Your objective:
Search the listing for "icon" and copy every line where it appears.

Raw records:
....

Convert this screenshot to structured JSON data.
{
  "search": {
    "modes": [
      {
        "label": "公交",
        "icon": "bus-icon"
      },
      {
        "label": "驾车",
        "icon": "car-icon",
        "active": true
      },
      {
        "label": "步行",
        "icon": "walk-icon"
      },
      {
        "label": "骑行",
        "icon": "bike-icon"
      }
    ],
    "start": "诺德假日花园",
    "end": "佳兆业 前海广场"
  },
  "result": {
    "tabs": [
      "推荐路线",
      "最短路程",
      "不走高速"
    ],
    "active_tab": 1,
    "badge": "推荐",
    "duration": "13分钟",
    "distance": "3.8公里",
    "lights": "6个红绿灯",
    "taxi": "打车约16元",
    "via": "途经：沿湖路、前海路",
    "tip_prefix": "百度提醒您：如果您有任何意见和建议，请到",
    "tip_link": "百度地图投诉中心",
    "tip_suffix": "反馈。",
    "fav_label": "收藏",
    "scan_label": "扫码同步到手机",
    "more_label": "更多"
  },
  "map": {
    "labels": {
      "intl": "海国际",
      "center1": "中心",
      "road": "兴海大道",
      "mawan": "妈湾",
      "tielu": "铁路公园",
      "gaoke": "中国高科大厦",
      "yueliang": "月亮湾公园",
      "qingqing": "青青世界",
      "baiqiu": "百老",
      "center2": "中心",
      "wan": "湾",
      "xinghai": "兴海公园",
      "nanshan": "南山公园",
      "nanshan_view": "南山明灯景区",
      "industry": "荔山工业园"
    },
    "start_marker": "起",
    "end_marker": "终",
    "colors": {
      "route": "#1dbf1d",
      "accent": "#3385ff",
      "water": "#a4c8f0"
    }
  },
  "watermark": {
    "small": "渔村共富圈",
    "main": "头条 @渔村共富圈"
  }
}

....

Reply to the task:
        "icon": "bus-icon"
        "icon": "car-icon",
        "icon": "walk-icon"
        "icon": "bike-icon"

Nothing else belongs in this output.